Prompt: Filter the entries below, keeping every line that has the word "Tissue".

Record set:
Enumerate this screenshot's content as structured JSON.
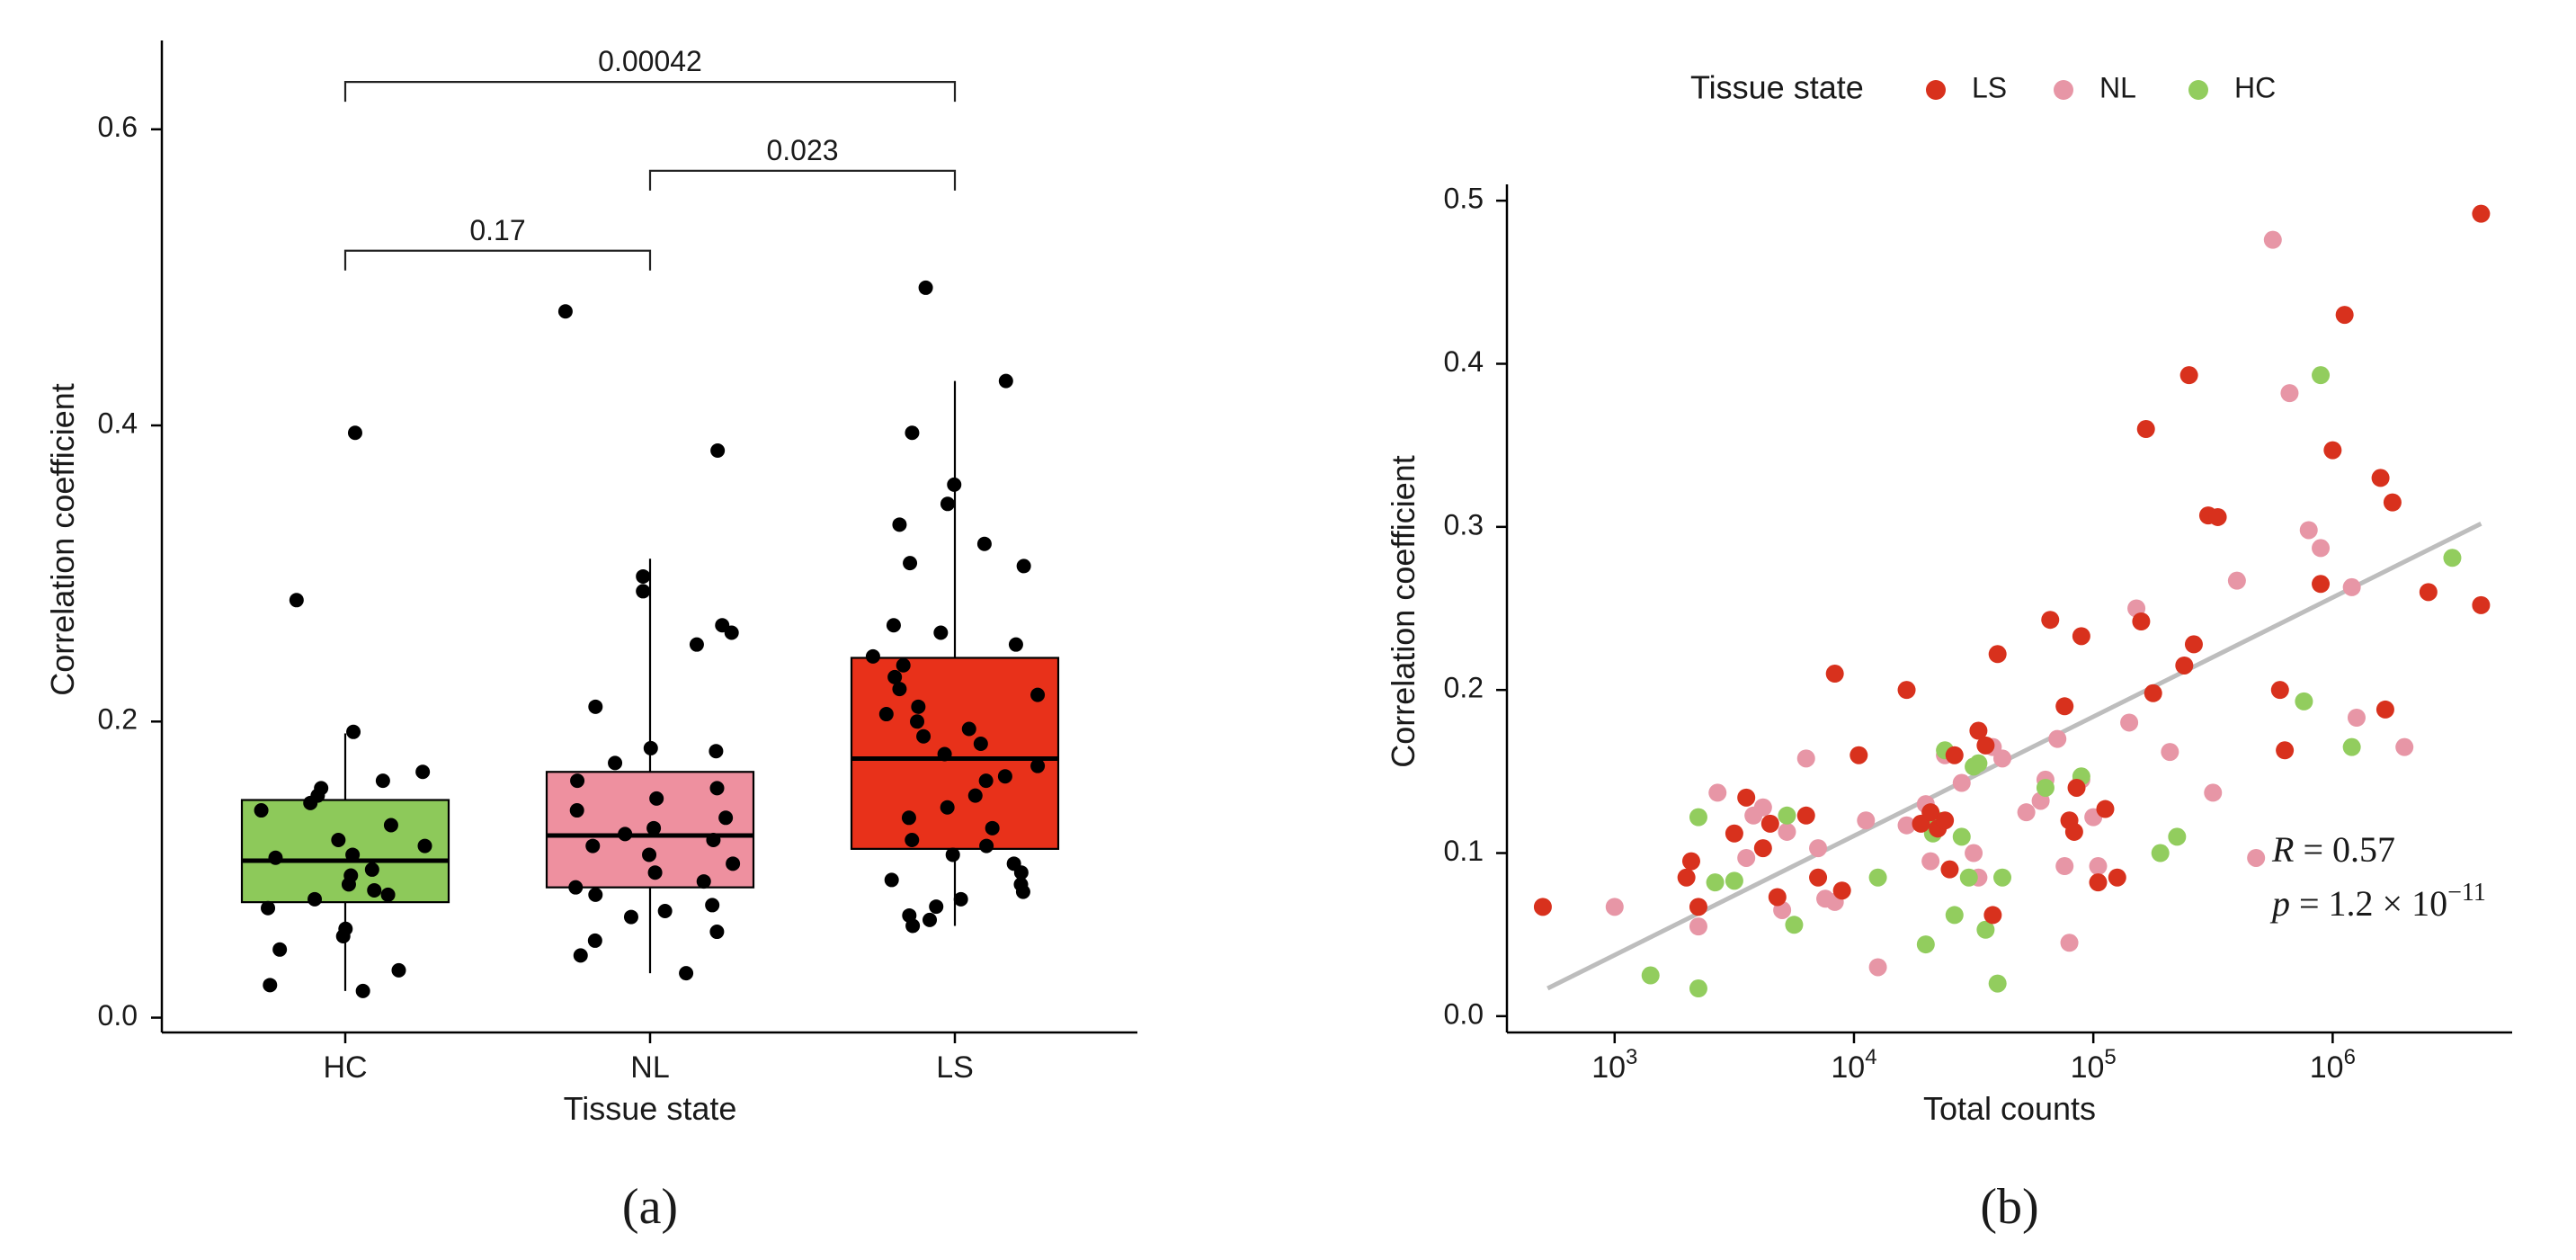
{
  "chart_data": [
    {
      "type": "box",
      "panel_label": "(a)",
      "xlabel": "Tissue state",
      "ylabel": "Correlation coefficient",
      "ylim": [
        -0.01,
        0.66
      ],
      "yticks": [
        0.0,
        0.2,
        0.4,
        0.6
      ],
      "ytick_labels": [
        "0.0",
        "0.2",
        "0.4",
        "0.6"
      ],
      "categories": [
        "HC",
        "NL",
        "LS"
      ],
      "colors": {
        "HC": "#8dc95a",
        "NL": "#ee909f",
        "LS": "#e8311a"
      },
      "boxes": [
        {
          "group": "HC",
          "q1": 0.078,
          "median": 0.106,
          "q3": 0.147,
          "whisker_low": 0.018,
          "whisker_high": 0.192
        },
        {
          "group": "NL",
          "q1": 0.088,
          "median": 0.123,
          "q3": 0.166,
          "whisker_low": 0.03,
          "whisker_high": 0.31
        },
        {
          "group": "LS",
          "q1": 0.114,
          "median": 0.175,
          "q3": 0.243,
          "whisker_low": 0.062,
          "whisker_high": 0.43
        }
      ],
      "points": {
        "HC": [
          0.395,
          0.282,
          0.193,
          0.166,
          0.16,
          0.155,
          0.15,
          0.145,
          0.14,
          0.13,
          0.12,
          0.116,
          0.11,
          0.108,
          0.1,
          0.096,
          0.09,
          0.086,
          0.083,
          0.08,
          0.074,
          0.06,
          0.055,
          0.046,
          0.032,
          0.022,
          0.018
        ],
        "NL": [
          0.477,
          0.383,
          0.298,
          0.288,
          0.265,
          0.26,
          0.252,
          0.21,
          0.182,
          0.18,
          0.172,
          0.16,
          0.155,
          0.148,
          0.14,
          0.135,
          0.128,
          0.124,
          0.12,
          0.116,
          0.11,
          0.104,
          0.098,
          0.092,
          0.088,
          0.083,
          0.076,
          0.072,
          0.068,
          0.058,
          0.052,
          0.042,
          0.03
        ],
        "LS": [
          0.493,
          0.43,
          0.395,
          0.36,
          0.347,
          0.333,
          0.32,
          0.307,
          0.305,
          0.265,
          0.26,
          0.252,
          0.244,
          0.238,
          0.23,
          0.222,
          0.218,
          0.21,
          0.205,
          0.2,
          0.195,
          0.19,
          0.185,
          0.178,
          0.17,
          0.163,
          0.16,
          0.15,
          0.142,
          0.135,
          0.128,
          0.12,
          0.116,
          0.11,
          0.104,
          0.098,
          0.093,
          0.09,
          0.085,
          0.08,
          0.075,
          0.069,
          0.066,
          0.062
        ]
      },
      "comparisons": [
        {
          "from": "HC",
          "to": "LS",
          "label": "0.00042",
          "y": 0.632
        },
        {
          "from": "NL",
          "to": "LS",
          "label": "0.023",
          "y": 0.572
        },
        {
          "from": "HC",
          "to": "NL",
          "label": "0.17",
          "y": 0.518
        }
      ]
    },
    {
      "type": "scatter",
      "panel_label": "(b)",
      "xlabel": "Total counts",
      "ylabel": "Correlation coefficient",
      "x_scale": "log10",
      "xlim_log10": [
        2.55,
        6.75
      ],
      "ylim": [
        -0.01,
        0.51
      ],
      "yticks": [
        0.0,
        0.1,
        0.2,
        0.3,
        0.4,
        0.5
      ],
      "ytick_labels": [
        "0.0",
        "0.1",
        "0.2",
        "0.3",
        "0.4",
        "0.5"
      ],
      "xticks_log10": [
        3,
        4,
        5,
        6
      ],
      "xtick_base": "10",
      "xtick_exponents": [
        "3",
        "4",
        "5",
        "6"
      ],
      "legend": {
        "title": "Tissue state",
        "entries": [
          "LS",
          "NL",
          "HC"
        ],
        "position": "top"
      },
      "colors": {
        "LS": "#d8311d",
        "NL": "#e796a6",
        "HC": "#92cd5e"
      },
      "fit_line": {
        "x_log10": [
          2.72,
          6.62
        ],
        "y": [
          0.017,
          0.302
        ],
        "color": "#bdbdbd"
      },
      "annotation": {
        "r_label": "R",
        "r_value": "= 0.57",
        "p_label": "p",
        "p_value": "= 1.2 × 10",
        "p_exponent": "−11"
      },
      "series": [
        {
          "name": "LS",
          "points": [
            [
              2.7,
              0.067
            ],
            [
              3.3,
              0.085
            ],
            [
              3.32,
              0.095
            ],
            [
              3.35,
              0.067
            ],
            [
              3.5,
              0.112
            ],
            [
              3.55,
              0.134
            ],
            [
              3.62,
              0.103
            ],
            [
              3.65,
              0.118
            ],
            [
              3.68,
              0.073
            ],
            [
              3.8,
              0.123
            ],
            [
              3.85,
              0.085
            ],
            [
              3.92,
              0.21
            ],
            [
              3.95,
              0.077
            ],
            [
              4.02,
              0.16
            ],
            [
              4.22,
              0.2
            ],
            [
              4.28,
              0.118
            ],
            [
              4.32,
              0.125
            ],
            [
              4.35,
              0.115
            ],
            [
              4.38,
              0.12
            ],
            [
              4.4,
              0.09
            ],
            [
              4.42,
              0.16
            ],
            [
              4.52,
              0.175
            ],
            [
              4.55,
              0.166
            ],
            [
              4.58,
              0.062
            ],
            [
              4.6,
              0.222
            ],
            [
              4.82,
              0.243
            ],
            [
              4.88,
              0.19
            ],
            [
              4.9,
              0.12
            ],
            [
              4.92,
              0.113
            ],
            [
              4.93,
              0.14
            ],
            [
              4.95,
              0.233
            ],
            [
              5.02,
              0.082
            ],
            [
              5.05,
              0.127
            ],
            [
              5.1,
              0.085
            ],
            [
              5.2,
              0.242
            ],
            [
              5.22,
              0.36
            ],
            [
              5.25,
              0.198
            ],
            [
              5.38,
              0.215
            ],
            [
              5.4,
              0.393
            ],
            [
              5.42,
              0.228
            ],
            [
              5.48,
              0.307
            ],
            [
              5.52,
              0.306
            ],
            [
              5.78,
              0.2
            ],
            [
              5.8,
              0.163
            ],
            [
              5.95,
              0.265
            ],
            [
              6.0,
              0.347
            ],
            [
              6.05,
              0.43
            ],
            [
              6.2,
              0.33
            ],
            [
              6.22,
              0.188
            ],
            [
              6.25,
              0.315
            ],
            [
              6.4,
              0.26
            ],
            [
              6.62,
              0.492
            ],
            [
              6.62,
              0.252
            ]
          ]
        },
        {
          "name": "NL",
          "points": [
            [
              3.0,
              0.067
            ],
            [
              3.35,
              0.055
            ],
            [
              3.43,
              0.137
            ],
            [
              3.55,
              0.097
            ],
            [
              3.58,
              0.123
            ],
            [
              3.62,
              0.128
            ],
            [
              3.7,
              0.065
            ],
            [
              3.72,
              0.113
            ],
            [
              3.8,
              0.158
            ],
            [
              3.85,
              0.103
            ],
            [
              3.88,
              0.072
            ],
            [
              3.92,
              0.07
            ],
            [
              4.05,
              0.12
            ],
            [
              4.1,
              0.03
            ],
            [
              4.22,
              0.117
            ],
            [
              4.3,
              0.13
            ],
            [
              4.32,
              0.095
            ],
            [
              4.38,
              0.16
            ],
            [
              4.45,
              0.143
            ],
            [
              4.5,
              0.1
            ],
            [
              4.52,
              0.085
            ],
            [
              4.58,
              0.165
            ],
            [
              4.62,
              0.158
            ],
            [
              4.72,
              0.125
            ],
            [
              4.78,
              0.132
            ],
            [
              4.8,
              0.145
            ],
            [
              4.85,
              0.17
            ],
            [
              4.88,
              0.092
            ],
            [
              4.9,
              0.045
            ],
            [
              4.95,
              0.145
            ],
            [
              5.0,
              0.122
            ],
            [
              5.02,
              0.092
            ],
            [
              5.15,
              0.18
            ],
            [
              5.18,
              0.25
            ],
            [
              5.32,
              0.162
            ],
            [
              5.5,
              0.137
            ],
            [
              5.6,
              0.267
            ],
            [
              5.68,
              0.097
            ],
            [
              5.75,
              0.476
            ],
            [
              5.82,
              0.382
            ],
            [
              5.9,
              0.298
            ],
            [
              5.95,
              0.287
            ],
            [
              6.08,
              0.263
            ],
            [
              6.1,
              0.183
            ],
            [
              6.3,
              0.165
            ]
          ]
        },
        {
          "name": "HC",
          "points": [
            [
              3.15,
              0.025
            ],
            [
              3.35,
              0.122
            ],
            [
              3.35,
              0.017
            ],
            [
              3.42,
              0.082
            ],
            [
              3.5,
              0.083
            ],
            [
              3.72,
              0.123
            ],
            [
              3.75,
              0.056
            ],
            [
              4.1,
              0.085
            ],
            [
              4.3,
              0.044
            ],
            [
              4.33,
              0.112
            ],
            [
              4.35,
              0.12
            ],
            [
              4.38,
              0.163
            ],
            [
              4.42,
              0.062
            ],
            [
              4.45,
              0.11
            ],
            [
              4.48,
              0.085
            ],
            [
              4.5,
              0.153
            ],
            [
              4.52,
              0.155
            ],
            [
              4.55,
              0.053
            ],
            [
              4.6,
              0.02
            ],
            [
              4.62,
              0.085
            ],
            [
              4.8,
              0.14
            ],
            [
              4.95,
              0.147
            ],
            [
              5.28,
              0.1
            ],
            [
              5.35,
              0.11
            ],
            [
              5.88,
              0.193
            ],
            [
              5.95,
              0.393
            ],
            [
              6.08,
              0.165
            ],
            [
              6.5,
              0.281
            ]
          ]
        }
      ]
    }
  ]
}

Solution:
      "xlabel": "Tissue state",
        "title": "Tissue state",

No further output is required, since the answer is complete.